Given exercise: State how many lines of the records contain the string "image". Give the number alone.

(Figure contents as structured data)
______
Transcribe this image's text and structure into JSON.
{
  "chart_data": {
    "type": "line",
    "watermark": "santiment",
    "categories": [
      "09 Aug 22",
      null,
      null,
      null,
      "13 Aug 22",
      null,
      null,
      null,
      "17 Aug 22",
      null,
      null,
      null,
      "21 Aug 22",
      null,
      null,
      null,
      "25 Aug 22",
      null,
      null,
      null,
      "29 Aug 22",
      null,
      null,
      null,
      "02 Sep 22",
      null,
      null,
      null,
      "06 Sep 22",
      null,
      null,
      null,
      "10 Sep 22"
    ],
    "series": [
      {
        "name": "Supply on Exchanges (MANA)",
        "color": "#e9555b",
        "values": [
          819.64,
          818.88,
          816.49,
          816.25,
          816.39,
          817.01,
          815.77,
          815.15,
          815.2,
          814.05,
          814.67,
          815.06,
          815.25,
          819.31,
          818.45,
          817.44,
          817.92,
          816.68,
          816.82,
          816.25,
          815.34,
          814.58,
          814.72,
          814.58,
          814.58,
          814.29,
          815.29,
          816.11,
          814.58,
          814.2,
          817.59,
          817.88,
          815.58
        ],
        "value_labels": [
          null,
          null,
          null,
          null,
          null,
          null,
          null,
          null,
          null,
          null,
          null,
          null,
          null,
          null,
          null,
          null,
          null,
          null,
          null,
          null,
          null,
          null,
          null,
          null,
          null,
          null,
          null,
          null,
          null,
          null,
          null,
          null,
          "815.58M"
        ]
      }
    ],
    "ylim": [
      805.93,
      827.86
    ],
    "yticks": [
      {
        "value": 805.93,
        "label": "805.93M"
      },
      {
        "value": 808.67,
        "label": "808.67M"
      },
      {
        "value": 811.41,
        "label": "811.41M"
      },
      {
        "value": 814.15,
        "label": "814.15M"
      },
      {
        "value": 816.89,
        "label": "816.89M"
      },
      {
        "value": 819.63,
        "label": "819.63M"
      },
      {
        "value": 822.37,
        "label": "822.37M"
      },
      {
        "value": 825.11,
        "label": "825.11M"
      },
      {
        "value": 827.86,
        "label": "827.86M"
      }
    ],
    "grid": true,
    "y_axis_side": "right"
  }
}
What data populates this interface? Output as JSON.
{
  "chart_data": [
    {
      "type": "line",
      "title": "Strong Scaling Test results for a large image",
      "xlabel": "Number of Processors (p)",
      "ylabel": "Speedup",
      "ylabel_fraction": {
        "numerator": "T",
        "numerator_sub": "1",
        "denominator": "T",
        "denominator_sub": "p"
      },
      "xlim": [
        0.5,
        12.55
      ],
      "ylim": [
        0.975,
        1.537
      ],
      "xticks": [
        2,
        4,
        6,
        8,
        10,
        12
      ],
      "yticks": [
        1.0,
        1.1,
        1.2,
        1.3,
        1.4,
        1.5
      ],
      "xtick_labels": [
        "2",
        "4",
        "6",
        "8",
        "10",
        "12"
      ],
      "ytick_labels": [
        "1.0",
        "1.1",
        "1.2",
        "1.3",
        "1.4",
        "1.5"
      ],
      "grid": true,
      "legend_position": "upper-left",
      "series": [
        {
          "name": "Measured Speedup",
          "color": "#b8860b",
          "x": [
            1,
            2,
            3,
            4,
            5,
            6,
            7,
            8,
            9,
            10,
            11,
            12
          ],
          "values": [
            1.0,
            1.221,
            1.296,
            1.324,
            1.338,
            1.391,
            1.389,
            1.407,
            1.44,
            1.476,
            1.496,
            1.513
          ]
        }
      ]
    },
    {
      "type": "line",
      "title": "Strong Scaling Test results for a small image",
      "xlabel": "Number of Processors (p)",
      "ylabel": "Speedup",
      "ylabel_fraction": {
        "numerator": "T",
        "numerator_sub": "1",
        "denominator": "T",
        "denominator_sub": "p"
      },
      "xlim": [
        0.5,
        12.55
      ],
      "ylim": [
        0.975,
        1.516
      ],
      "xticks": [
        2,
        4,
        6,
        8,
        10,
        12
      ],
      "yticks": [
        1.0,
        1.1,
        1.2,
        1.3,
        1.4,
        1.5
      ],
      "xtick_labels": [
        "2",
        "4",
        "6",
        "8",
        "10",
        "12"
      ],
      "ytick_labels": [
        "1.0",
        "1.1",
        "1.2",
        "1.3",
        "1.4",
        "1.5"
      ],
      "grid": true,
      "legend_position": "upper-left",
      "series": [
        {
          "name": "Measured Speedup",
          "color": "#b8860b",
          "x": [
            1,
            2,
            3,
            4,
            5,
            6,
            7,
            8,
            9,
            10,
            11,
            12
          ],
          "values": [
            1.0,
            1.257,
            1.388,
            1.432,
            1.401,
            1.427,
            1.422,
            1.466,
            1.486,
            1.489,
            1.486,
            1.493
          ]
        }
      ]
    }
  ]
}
______
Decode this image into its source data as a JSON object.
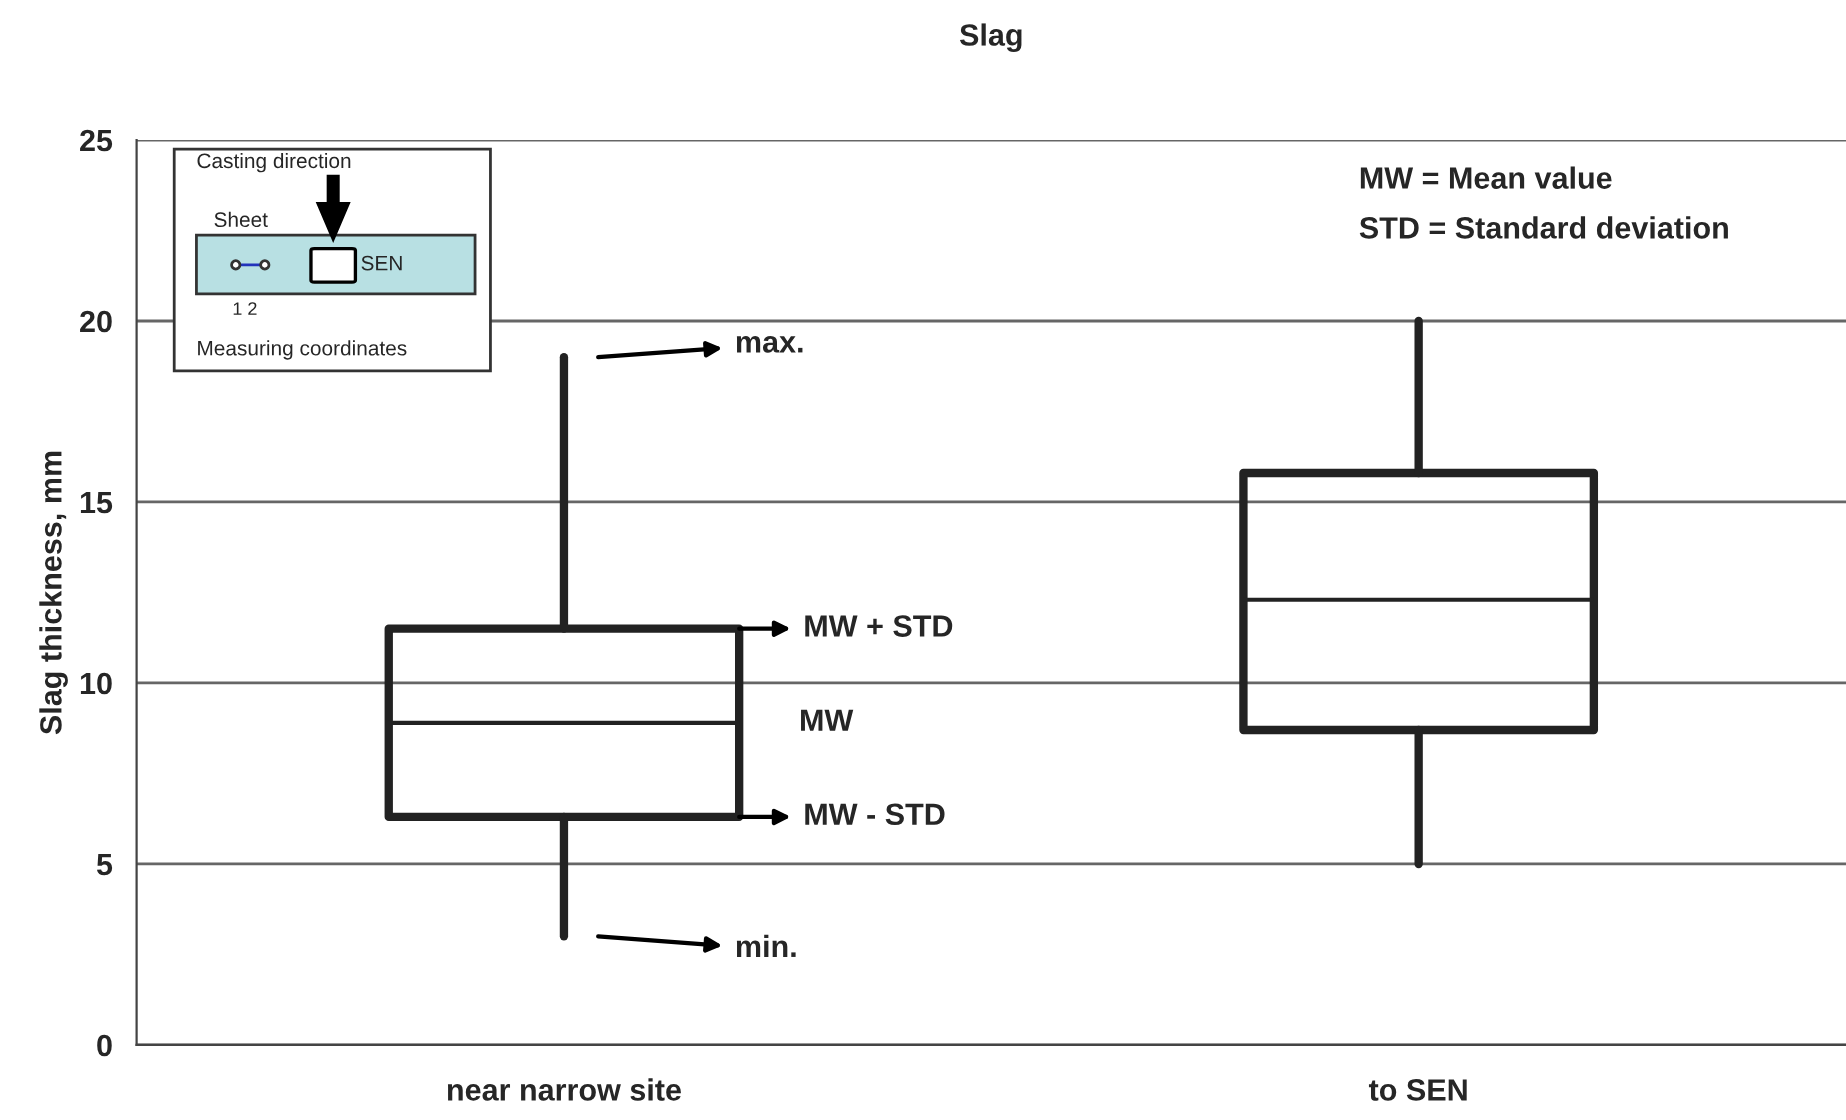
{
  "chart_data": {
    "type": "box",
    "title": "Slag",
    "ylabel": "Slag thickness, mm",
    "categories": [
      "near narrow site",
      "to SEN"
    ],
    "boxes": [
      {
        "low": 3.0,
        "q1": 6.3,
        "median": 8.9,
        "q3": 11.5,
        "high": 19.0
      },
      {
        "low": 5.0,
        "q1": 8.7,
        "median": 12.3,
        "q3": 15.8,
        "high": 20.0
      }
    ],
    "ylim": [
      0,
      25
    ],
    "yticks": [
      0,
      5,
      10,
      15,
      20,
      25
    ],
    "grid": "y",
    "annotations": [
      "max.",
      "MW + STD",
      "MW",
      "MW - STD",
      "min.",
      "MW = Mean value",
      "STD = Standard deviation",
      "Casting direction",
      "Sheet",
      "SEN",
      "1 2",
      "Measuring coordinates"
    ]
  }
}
______
Answer: 4